What you are asked to do: Find each line with "chevron" and copy it.

━━━━━━━━━━━━━━━━━━━━━━━━━━━━━━

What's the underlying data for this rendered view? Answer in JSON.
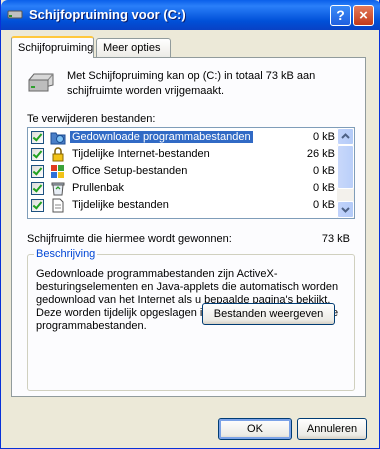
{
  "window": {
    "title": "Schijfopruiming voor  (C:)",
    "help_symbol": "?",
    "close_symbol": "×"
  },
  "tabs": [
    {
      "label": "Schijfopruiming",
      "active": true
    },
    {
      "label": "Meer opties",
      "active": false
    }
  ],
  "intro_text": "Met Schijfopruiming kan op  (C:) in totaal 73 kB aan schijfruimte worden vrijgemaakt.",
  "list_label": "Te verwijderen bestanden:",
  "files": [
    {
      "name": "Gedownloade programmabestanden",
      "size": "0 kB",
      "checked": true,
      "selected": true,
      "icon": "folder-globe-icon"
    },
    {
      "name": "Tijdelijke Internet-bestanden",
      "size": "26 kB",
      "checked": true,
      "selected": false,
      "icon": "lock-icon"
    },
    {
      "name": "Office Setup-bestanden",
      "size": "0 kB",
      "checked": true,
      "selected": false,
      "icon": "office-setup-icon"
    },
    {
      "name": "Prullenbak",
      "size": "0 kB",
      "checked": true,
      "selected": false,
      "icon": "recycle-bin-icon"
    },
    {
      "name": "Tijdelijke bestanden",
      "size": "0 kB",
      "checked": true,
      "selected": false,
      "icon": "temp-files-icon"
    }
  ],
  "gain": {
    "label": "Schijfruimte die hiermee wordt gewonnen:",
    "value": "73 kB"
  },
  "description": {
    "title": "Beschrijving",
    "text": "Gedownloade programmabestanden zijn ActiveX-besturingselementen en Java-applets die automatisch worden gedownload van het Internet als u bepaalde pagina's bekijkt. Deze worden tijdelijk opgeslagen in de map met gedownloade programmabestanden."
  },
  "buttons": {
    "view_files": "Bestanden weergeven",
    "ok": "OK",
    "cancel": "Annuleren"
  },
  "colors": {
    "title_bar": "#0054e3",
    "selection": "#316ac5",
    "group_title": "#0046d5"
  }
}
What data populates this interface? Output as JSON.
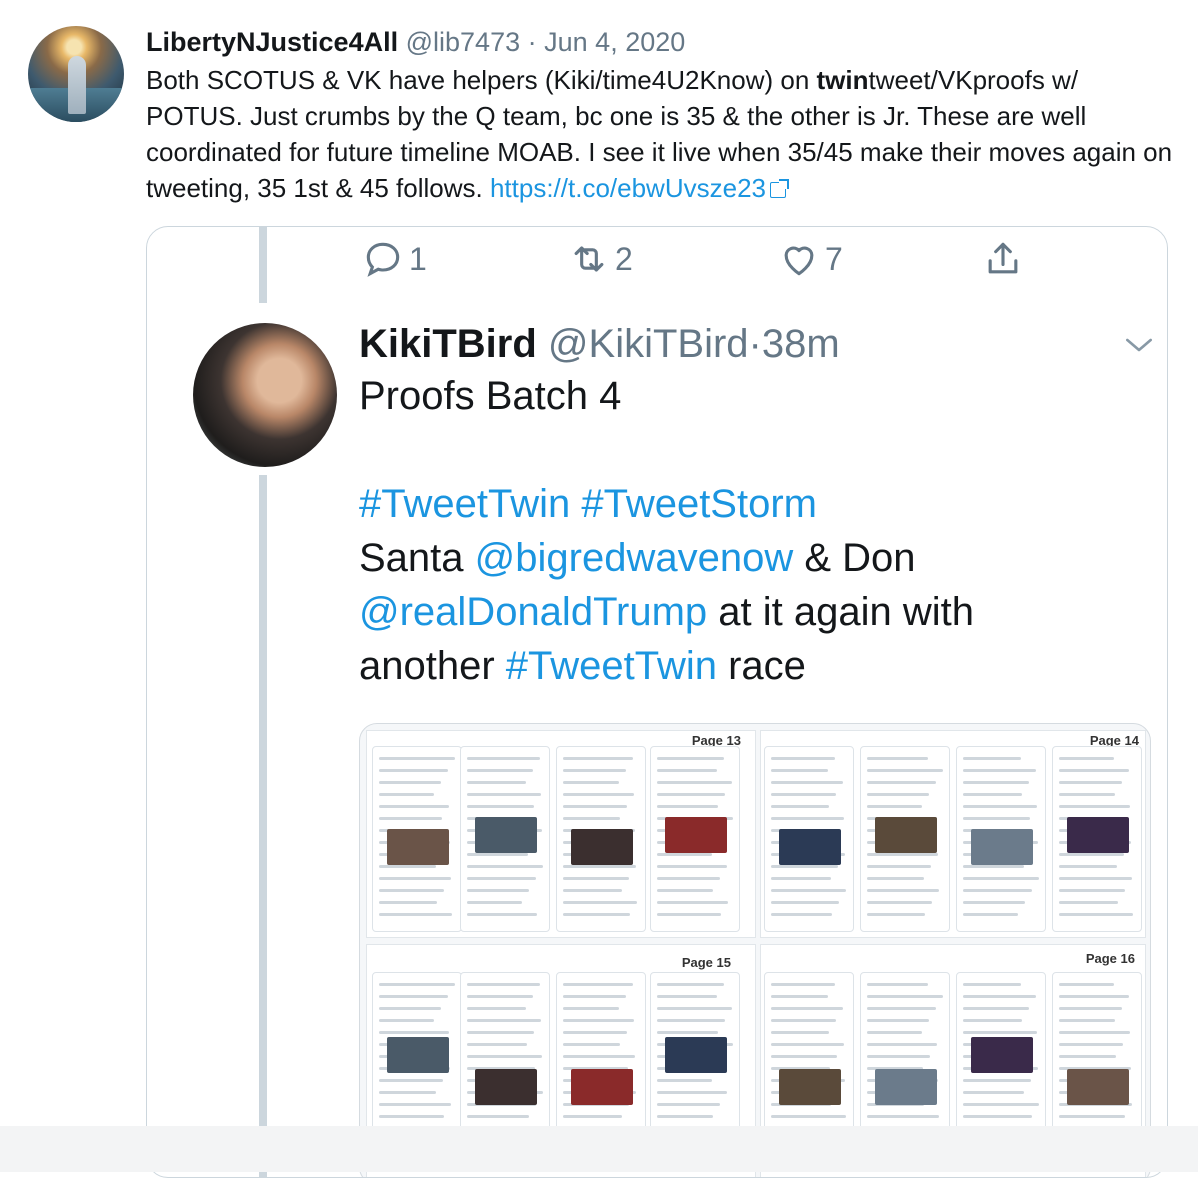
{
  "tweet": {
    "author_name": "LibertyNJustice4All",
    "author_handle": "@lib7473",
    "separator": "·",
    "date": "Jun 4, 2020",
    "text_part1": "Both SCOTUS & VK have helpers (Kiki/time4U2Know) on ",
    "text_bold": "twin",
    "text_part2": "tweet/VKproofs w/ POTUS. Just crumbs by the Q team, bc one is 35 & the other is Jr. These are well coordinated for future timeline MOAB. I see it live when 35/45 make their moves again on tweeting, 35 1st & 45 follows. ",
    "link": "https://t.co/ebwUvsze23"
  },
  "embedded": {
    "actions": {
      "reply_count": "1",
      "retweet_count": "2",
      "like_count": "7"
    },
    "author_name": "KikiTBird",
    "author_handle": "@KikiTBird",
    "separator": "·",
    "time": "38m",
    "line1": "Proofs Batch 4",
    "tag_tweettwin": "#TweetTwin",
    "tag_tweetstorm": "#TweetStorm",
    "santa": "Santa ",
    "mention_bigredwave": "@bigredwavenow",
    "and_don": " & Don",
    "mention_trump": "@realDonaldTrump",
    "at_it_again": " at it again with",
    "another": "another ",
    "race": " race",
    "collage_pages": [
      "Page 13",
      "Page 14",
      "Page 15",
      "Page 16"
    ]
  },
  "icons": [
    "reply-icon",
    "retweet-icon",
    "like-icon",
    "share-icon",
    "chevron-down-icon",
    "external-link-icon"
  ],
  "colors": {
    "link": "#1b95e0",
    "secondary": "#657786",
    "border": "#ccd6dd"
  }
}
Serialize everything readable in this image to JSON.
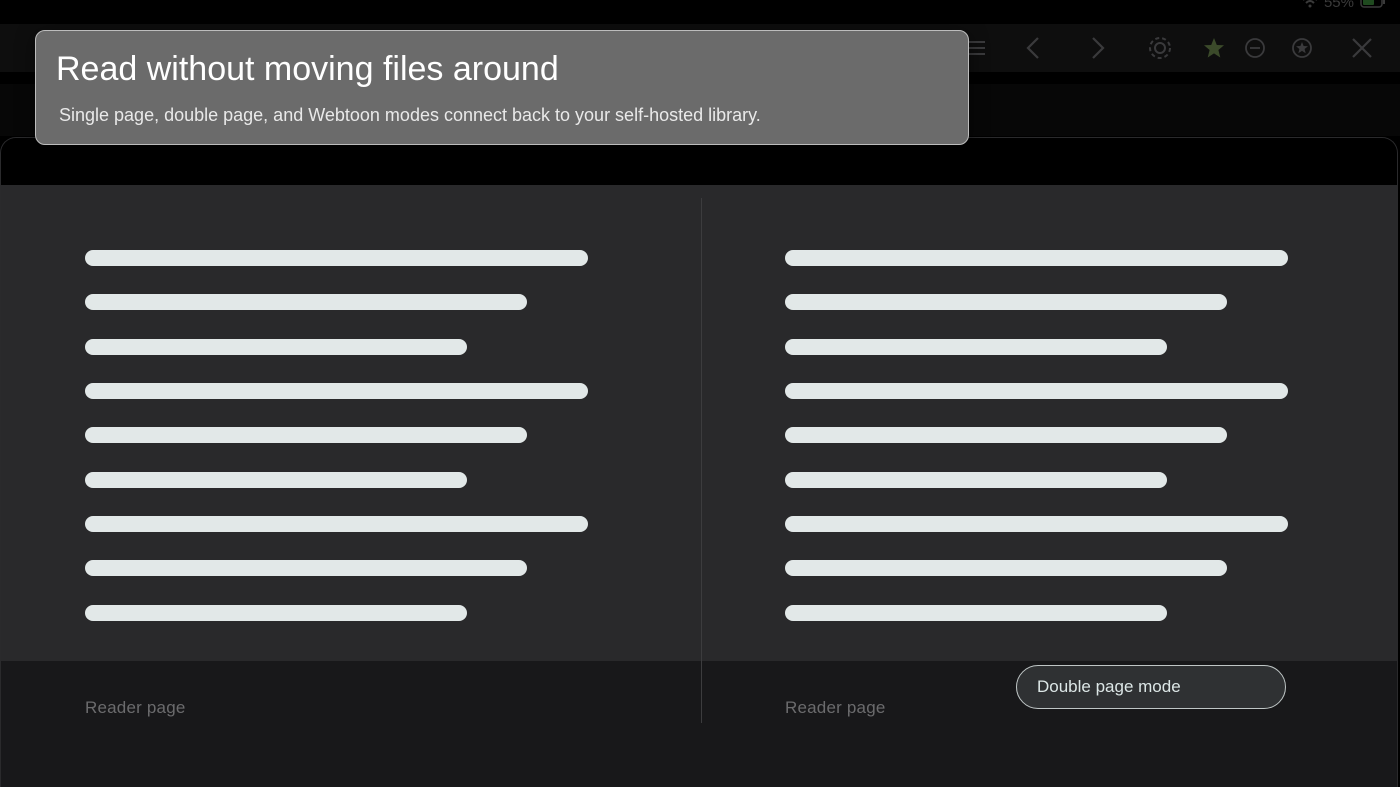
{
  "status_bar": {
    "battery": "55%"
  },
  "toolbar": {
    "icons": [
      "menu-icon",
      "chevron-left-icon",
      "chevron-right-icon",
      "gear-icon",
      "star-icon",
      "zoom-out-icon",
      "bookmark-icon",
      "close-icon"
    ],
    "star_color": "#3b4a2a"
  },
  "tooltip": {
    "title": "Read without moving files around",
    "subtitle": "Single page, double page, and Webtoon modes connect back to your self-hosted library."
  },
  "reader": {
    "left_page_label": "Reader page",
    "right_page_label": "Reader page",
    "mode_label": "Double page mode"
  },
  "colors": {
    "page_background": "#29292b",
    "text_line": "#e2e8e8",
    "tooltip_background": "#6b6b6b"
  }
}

━━━━━━━━━━━━━━━━━━━━━━━━━━━━━━

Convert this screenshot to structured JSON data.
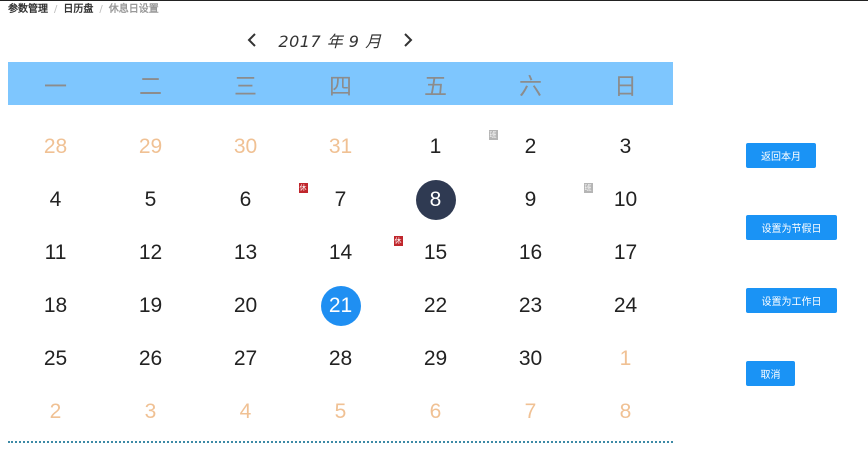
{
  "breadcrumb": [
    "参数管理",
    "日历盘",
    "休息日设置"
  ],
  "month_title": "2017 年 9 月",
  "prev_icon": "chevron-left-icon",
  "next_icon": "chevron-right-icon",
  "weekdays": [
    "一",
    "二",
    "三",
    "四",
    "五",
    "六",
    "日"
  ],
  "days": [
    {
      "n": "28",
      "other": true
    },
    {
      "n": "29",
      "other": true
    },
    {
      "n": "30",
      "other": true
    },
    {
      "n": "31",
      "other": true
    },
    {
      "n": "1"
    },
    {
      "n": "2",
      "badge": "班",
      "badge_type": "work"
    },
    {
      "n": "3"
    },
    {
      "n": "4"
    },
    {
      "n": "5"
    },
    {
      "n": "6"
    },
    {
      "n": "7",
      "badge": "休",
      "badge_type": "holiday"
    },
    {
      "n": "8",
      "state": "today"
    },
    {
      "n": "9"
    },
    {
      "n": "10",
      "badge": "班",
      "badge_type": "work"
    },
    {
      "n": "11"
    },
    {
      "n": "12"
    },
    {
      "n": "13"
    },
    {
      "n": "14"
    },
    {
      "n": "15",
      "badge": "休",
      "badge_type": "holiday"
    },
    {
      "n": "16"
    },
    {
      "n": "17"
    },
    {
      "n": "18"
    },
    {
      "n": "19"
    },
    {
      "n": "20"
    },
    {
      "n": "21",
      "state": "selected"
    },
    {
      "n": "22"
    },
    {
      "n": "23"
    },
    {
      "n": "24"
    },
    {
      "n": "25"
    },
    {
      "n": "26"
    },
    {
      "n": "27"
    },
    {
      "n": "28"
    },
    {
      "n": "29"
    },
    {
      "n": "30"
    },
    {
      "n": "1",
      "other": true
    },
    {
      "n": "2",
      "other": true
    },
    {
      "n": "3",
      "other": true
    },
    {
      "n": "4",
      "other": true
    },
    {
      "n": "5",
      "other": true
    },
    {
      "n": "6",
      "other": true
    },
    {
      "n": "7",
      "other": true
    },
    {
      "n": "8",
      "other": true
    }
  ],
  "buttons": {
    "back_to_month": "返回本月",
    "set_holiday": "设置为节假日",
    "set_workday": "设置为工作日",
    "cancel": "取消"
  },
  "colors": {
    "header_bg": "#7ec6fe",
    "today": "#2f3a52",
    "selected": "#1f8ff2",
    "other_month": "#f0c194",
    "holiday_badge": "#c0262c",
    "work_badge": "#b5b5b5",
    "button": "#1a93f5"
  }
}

━━━━━━━━━━━━━━━━━━━━━━━━━━━━━━

Reply to the exercise:
    "chevron-down-icon",
      "chevron-left-icon",
      "chevron-right-icon",
  "prev_icon": "chevron-left-icon",
  "next_icon": "chevron-right-icon",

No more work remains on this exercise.